→ **Problem statement**:
Write out the full listing again, exactly as it stands.

→ **Provided material**:
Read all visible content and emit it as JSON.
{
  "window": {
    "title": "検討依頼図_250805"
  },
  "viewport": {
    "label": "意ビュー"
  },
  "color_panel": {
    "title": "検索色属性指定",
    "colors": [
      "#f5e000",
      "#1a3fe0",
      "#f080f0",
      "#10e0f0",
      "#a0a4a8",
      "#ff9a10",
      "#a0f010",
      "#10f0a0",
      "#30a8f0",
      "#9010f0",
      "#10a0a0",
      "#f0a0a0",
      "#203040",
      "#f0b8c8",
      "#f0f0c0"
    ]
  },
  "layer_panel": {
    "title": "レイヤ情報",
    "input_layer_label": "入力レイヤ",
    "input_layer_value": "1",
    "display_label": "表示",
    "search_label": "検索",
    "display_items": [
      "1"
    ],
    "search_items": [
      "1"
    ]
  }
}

→ **Finished exercise**:
Read all visible content and emit it as JSON.
{
  "window": {
    "title": "検討依頼図_250805"
  },
  "viewport": {
    "label": "意ビュー"
  },
  "color_panel": {
    "title": "検索色属性指定",
    "colors": [
      "#f5e000",
      "#1a3fe0",
      "#f080f0",
      "#10e0f0",
      "#a0a4a8",
      "#ff9a10",
      "#a0f010",
      "#10f0a0",
      "#30a8f0",
      "#9010f0",
      "#10a0a0",
      "#f0a0a0",
      "#203040",
      "#f0b8c8",
      "#f0f0c0"
    ]
  },
  "layer_panel": {
    "title": "レイヤ情報",
    "input_layer_label": "入力レイヤ",
    "input_layer_value": "1",
    "display_label": "表示",
    "search_label": "検索",
    "display_items": [
      "1"
    ],
    "search_items": [
      "1"
    ]
  }
}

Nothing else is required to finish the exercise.